_Aim of the task_: Copy out all lines with the word "リモートUI" in them.

Stored dataset items:
— start —

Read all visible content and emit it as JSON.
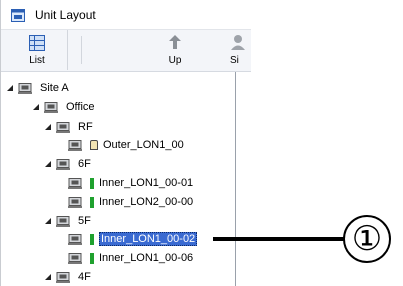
{
  "window": {
    "title": "Unit Layout"
  },
  "toolbar": {
    "list_label": "List",
    "up_label": "Up",
    "partial_label": "Si"
  },
  "tree": {
    "nodes": [
      {
        "label": "Site A",
        "icon": "network-icon"
      },
      {
        "label": "Office",
        "icon": "network-icon"
      },
      {
        "label": "RF",
        "icon": "network-icon"
      },
      {
        "label": "Outer_LON1_00",
        "icon": "outdoor-unit-icon"
      },
      {
        "label": "6F",
        "icon": "network-icon"
      },
      {
        "label": "Inner_LON1_00-01",
        "icon": "indoor-unit-icon"
      },
      {
        "label": "Inner_LON2_00-00",
        "icon": "indoor-unit-icon"
      },
      {
        "label": "5F",
        "icon": "network-icon"
      },
      {
        "label": "Inner_LON1_00-02",
        "icon": "indoor-unit-icon",
        "selected": true
      },
      {
        "label": "Inner_LON1_00-06",
        "icon": "indoor-unit-icon"
      },
      {
        "label": "4F",
        "icon": "network-icon"
      }
    ]
  },
  "callout": {
    "label": "①"
  },
  "colors": {
    "selection": "#3a6ad1",
    "indoor_unit": "#1fa12e",
    "outdoor_unit": "#f2e4b3"
  }
}
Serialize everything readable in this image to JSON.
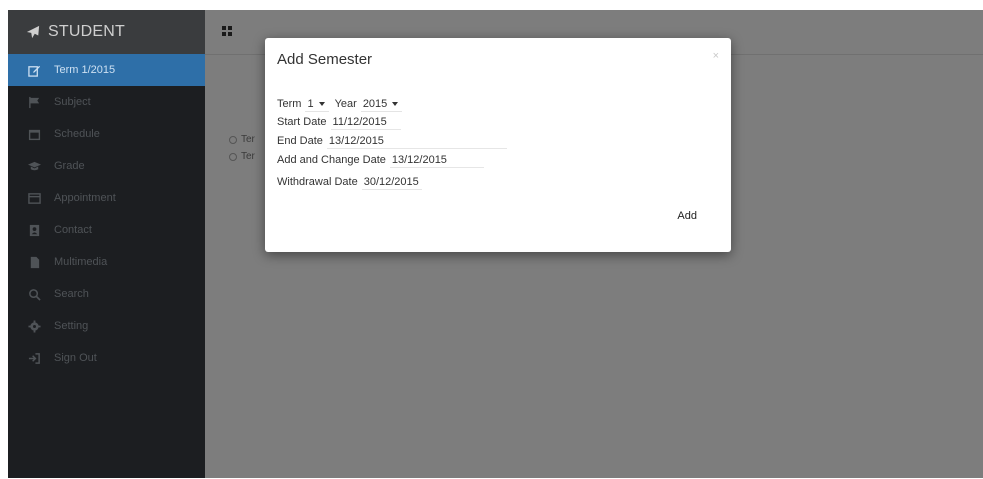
{
  "sidebar": {
    "brand": "STUDENT",
    "items": [
      {
        "label": "Term 1/2015",
        "icon": "edit-icon",
        "active": true
      },
      {
        "label": "Subject",
        "icon": "flag-icon",
        "active": false
      },
      {
        "label": "Schedule",
        "icon": "calendar-icon",
        "active": false
      },
      {
        "label": "Grade",
        "icon": "graduation-cap-icon",
        "active": false
      },
      {
        "label": "Appointment",
        "icon": "calendar-grid-icon",
        "active": false
      },
      {
        "label": "Contact",
        "icon": "contact-book-icon",
        "active": false
      },
      {
        "label": "Multimedia",
        "icon": "file-icon",
        "active": false
      },
      {
        "label": "Search",
        "icon": "search-icon",
        "active": false
      },
      {
        "label": "Setting",
        "icon": "gear-icon",
        "active": false
      },
      {
        "label": "Sign Out",
        "icon": "sign-out-icon",
        "active": false
      }
    ]
  },
  "background": {
    "radio_1": "Ter",
    "radio_2": "Ter"
  },
  "modal": {
    "title": "Add Semester",
    "close": "×",
    "term_label": "Term",
    "term_value": "1",
    "year_label": "Year",
    "year_value": "2015",
    "start_label": "Start Date",
    "start_value": "11/12/2015",
    "end_label": "End Date",
    "end_value": "13/12/2015",
    "addchange_label": "Add and Change Date",
    "addchange_value": "13/12/2015",
    "withdraw_label": "Withdrawal Date",
    "withdraw_value": "30/12/2015",
    "add_button": "Add"
  },
  "colors": {
    "sidebar_bg": "#1c1e21",
    "brand_bg": "#3a3c3e",
    "active_item": "#2e6fa8",
    "overlay": "#7d7d7d"
  }
}
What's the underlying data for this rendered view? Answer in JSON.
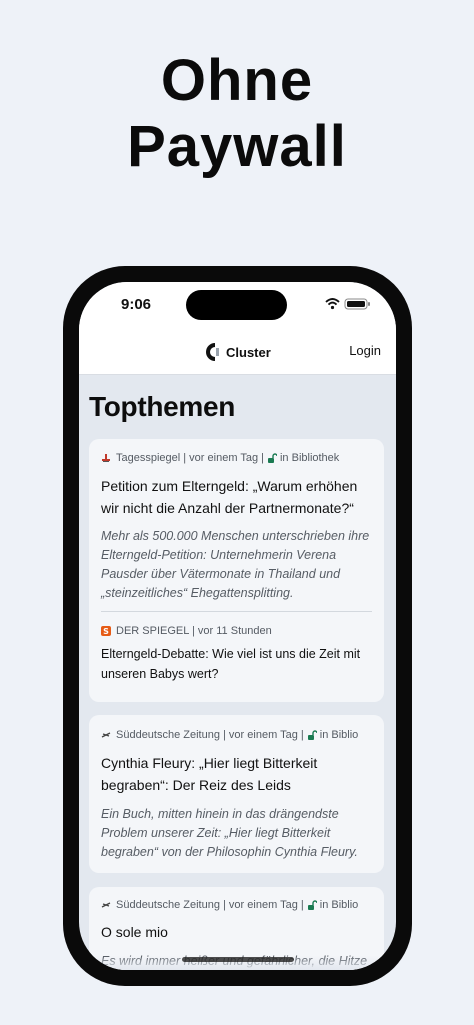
{
  "promo": {
    "line1": "Ohne",
    "line2": "Paywall"
  },
  "status": {
    "time": "9:06"
  },
  "nav": {
    "brand": "Cluster",
    "login": "Login"
  },
  "section": {
    "title": "Topthemen"
  },
  "cards": [
    {
      "source": "Tagesspiegel | vor einem Tag |",
      "library": "in Bibliothek",
      "title": "Petition zum Elterngeld: „Warum erhöhen wir nicht die Anzahl der Partnermonate?“",
      "summary": "Mehr als 500.000 Menschen unterschrieben ihre Elterngeld-Petition: Unternehmerin Verena Pausder über Vätermonate in Thailand und „steinzeitliches“ Ehegattensplitting.",
      "related": {
        "source": "DER SPIEGEL | vor 11 Stunden",
        "title": "Elterngeld-Debatte: Wie viel ist uns die Zeit mit unseren Babys wert?"
      }
    },
    {
      "source": "Süddeutsche Zeitung | vor einem Tag |",
      "library": "in Biblio",
      "title": "Cynthia Fleury: „Hier liegt Bitterkeit begraben“: Der Reiz des Leids",
      "summary": "Ein Buch, mitten hinein in das drängendste Problem unserer Zeit: „Hier liegt Bitterkeit begraben“ von der Philosophin Cynthia Fleury."
    },
    {
      "source": "Süddeutsche Zeitung | vor einem Tag |",
      "library": "in Biblio",
      "title": "O sole mio",
      "summary": "Es wird immer heißer und gefährlicher, die Hitze ist zum Verzweifeln. Außer man ist"
    }
  ],
  "icons": {
    "tagesspiegel": "tagesspiegel-icon",
    "spiegel": "spiegel-icon",
    "sz": "sz-icon",
    "lock": "unlock-icon"
  },
  "colors": {
    "background": "#eef2f8",
    "spiegel": "#e65b16",
    "lock": "#1a7a52"
  }
}
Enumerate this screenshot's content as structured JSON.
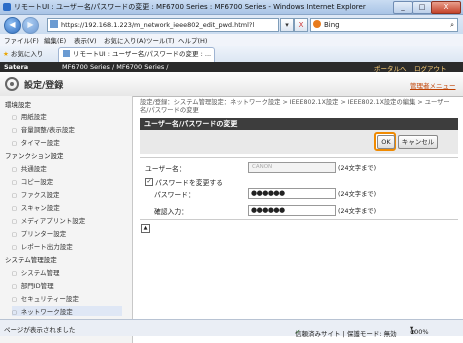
{
  "window": {
    "title": "リモートUI : ユーザー名/パスワードの変更 : MF6700 Series : MF6700 Series - Windows Internet Explorer",
    "minimize": "_",
    "maximize": "□",
    "close": "X"
  },
  "browser": {
    "url": "https://192.168.1.223/m_network_ieee802_edit_pwd.html?l",
    "search_placeholder": "Bing",
    "back": "◀",
    "forward": "▶",
    "refresh": "↻",
    "stop": "X",
    "menu": [
      "ファイル(F)",
      "編集(E)",
      "表示(V)",
      "お気に入り(A)",
      "ツール(T)",
      "ヘルプ(H)"
    ],
    "favorites_label": "お気に入り",
    "tab_label": "リモートUI : ユーザー名/パスワードの変更 : ..."
  },
  "app": {
    "brand": "Satera",
    "product": "MF6700 Series / MF6700 Series /",
    "portal_link": "ポータルへ",
    "logout_link": "ログアウト",
    "section_title": "設定/登録",
    "manager_menu": "管理者メニュー"
  },
  "sidebar": {
    "groups": [
      {
        "heading": "環境設定",
        "items": [
          "用紙設定",
          "音量調整/表示設定",
          "タイマー設定"
        ]
      },
      {
        "heading": "ファンクション設定",
        "items": [
          "共通設定",
          "コピー設定",
          "ファクス設定",
          "スキャン設定",
          "メディアプリント設定",
          "プリンター設定",
          "レポート出力設定"
        ]
      },
      {
        "heading": "システム管理設定",
        "items": [
          "システム管理",
          "部門ID管理",
          "セキュリティー設定",
          "ネットワーク設定"
        ]
      }
    ]
  },
  "main": {
    "breadcrumb": "設定/登録：システム管理設定：ネットワーク設定 > IEEE802.1X設定 > IEEE802.1X設定の編集 > ユーザー名/パスワードの変更",
    "panel_title": "ユーザー名/パスワードの変更",
    "ok_button": "OK",
    "cancel_button": "キャンセル",
    "username_label": "ユーザー名：",
    "username_value": "CANON",
    "username_hint": "(24文字まで)",
    "change_password_label": "パスワードを変更する",
    "change_password_checked": true,
    "password_label": "パスワード：",
    "password_value": "●●●●●●",
    "password_hint": "(24文字まで)",
    "confirm_label": "確認入力：",
    "confirm_value": "●●●●●●",
    "confirm_hint": "(24文字まで)"
  },
  "status": {
    "left": "ページが表示されました",
    "zone": "信頼済みサイト | 保護モード: 無効",
    "zoom": "100%"
  }
}
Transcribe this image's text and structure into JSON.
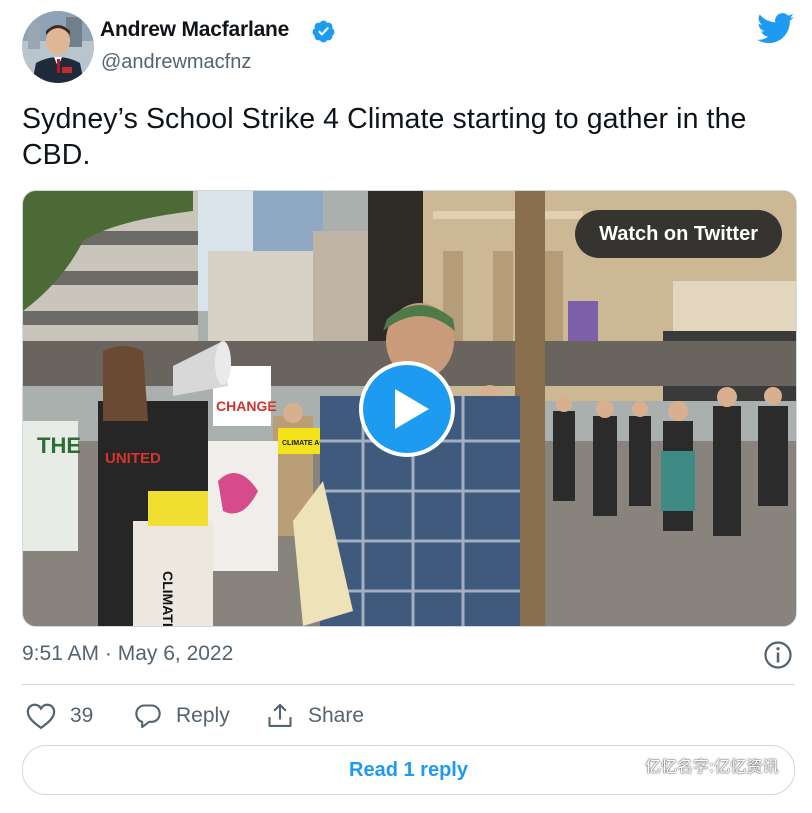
{
  "author": {
    "name": "Andrew Macfarlane",
    "handle": "@andrewmacfnz",
    "verified": true
  },
  "tweet": {
    "text": "Sydney’s School Strike 4 Climate starting to gather in the CBD."
  },
  "media": {
    "type": "video",
    "watch_label": "Watch on Twitter",
    "scene_signs": {
      "sign_left": "THE",
      "sign_change": "CHANGE",
      "sign_center": "CLIMATE ACTION NOW",
      "shirt_text": "UNITED",
      "bag_text": "CLIMATE"
    }
  },
  "meta": {
    "timestamp": "9:51 AM · May 6, 2022"
  },
  "actions": {
    "like_count": "39",
    "reply_label": "Reply",
    "share_label": "Share"
  },
  "read_replies_label": "Read 1 reply",
  "watermark": "亿忆名字:亿忆资讯",
  "colors": {
    "brand": "#1d9bf0",
    "text_primary": "#0f1419",
    "text_secondary": "#536471",
    "border": "#cfd9de"
  },
  "icons": [
    "twitter-bird-icon",
    "verified-badge-icon",
    "play-icon",
    "info-icon",
    "heart-icon",
    "reply-icon",
    "share-icon"
  ]
}
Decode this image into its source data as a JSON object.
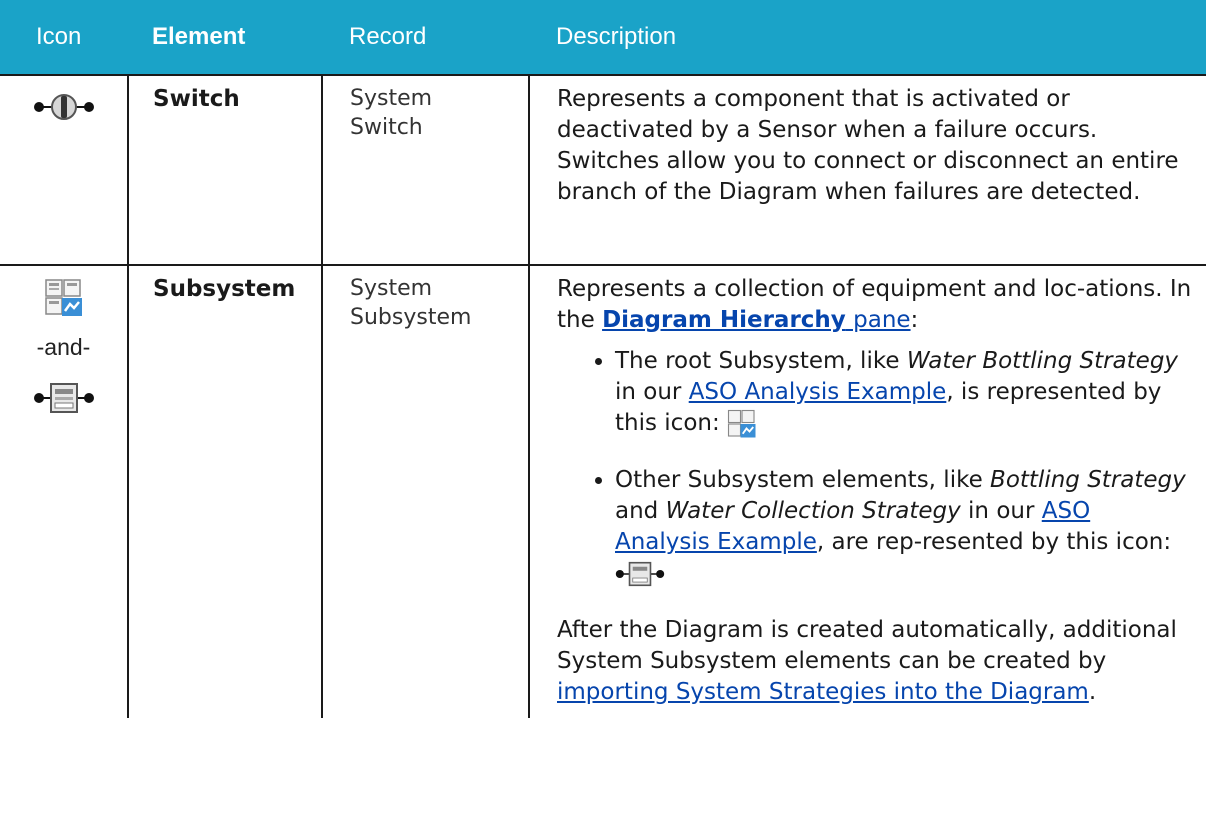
{
  "header": {
    "icon": "Icon",
    "element": "Element",
    "record": "Record",
    "description": "Description"
  },
  "rows": [
    {
      "icon": "switch-node-icon",
      "element": "Switch",
      "record_line1": "System",
      "record_line2": "Switch",
      "description": "Represents a component that is activated or deactivated by a Sensor when a failure occurs. Switches allow you to connect or disconnect an entire branch of the Diagram when failures are detected."
    },
    {
      "icon_root": "root-subsystem-icon",
      "and_text": "-and-",
      "icon_node": "subsystem-node-icon",
      "element": "Subsystem",
      "record_line1": "System",
      "record_line2": "Subsystem",
      "intro_a": "Represents a collection of equipment and loc-ations. In the ",
      "intro_link_bold": "Diagram Hierarchy",
      "intro_link_pane": " pane",
      "intro_b": ":",
      "bullet1_a": "The root Subsystem, like ",
      "bullet1_italic": "Water Bottling Strategy",
      "bullet1_b": " in our ",
      "bullet1_link": "ASO Analysis Example",
      "bullet1_c": ", is represented by this icon: ",
      "bullet2_a": "Other Subsystem elements, like ",
      "bullet2_italic1": "Bottling Strategy",
      "bullet2_b": " and ",
      "bullet2_italic2": "Water Collection Strategy",
      "bullet2_c": " in our ",
      "bullet2_link": "ASO Analysis Example",
      "bullet2_d": ", are rep-resented by this icon: ",
      "outro_a": "After the Diagram is created automatically, additional System Subsystem elements can be created by ",
      "outro_link": "importing System Strategies into the Diagram",
      "outro_b": "."
    }
  ],
  "colors": {
    "header_bg": "#1aa3c8",
    "link": "#0645ad",
    "root_icon_accent": "#3a8fd6"
  }
}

— end —

_Response below_:
    "title": "リモートUI : ユーザー名/パスワードの変更 : MF6700 Series : MF6700 Series - Windows Internet Explorer",
    "tab_label": "リモートUI : ユーザー名/パスワードの変更 : ..."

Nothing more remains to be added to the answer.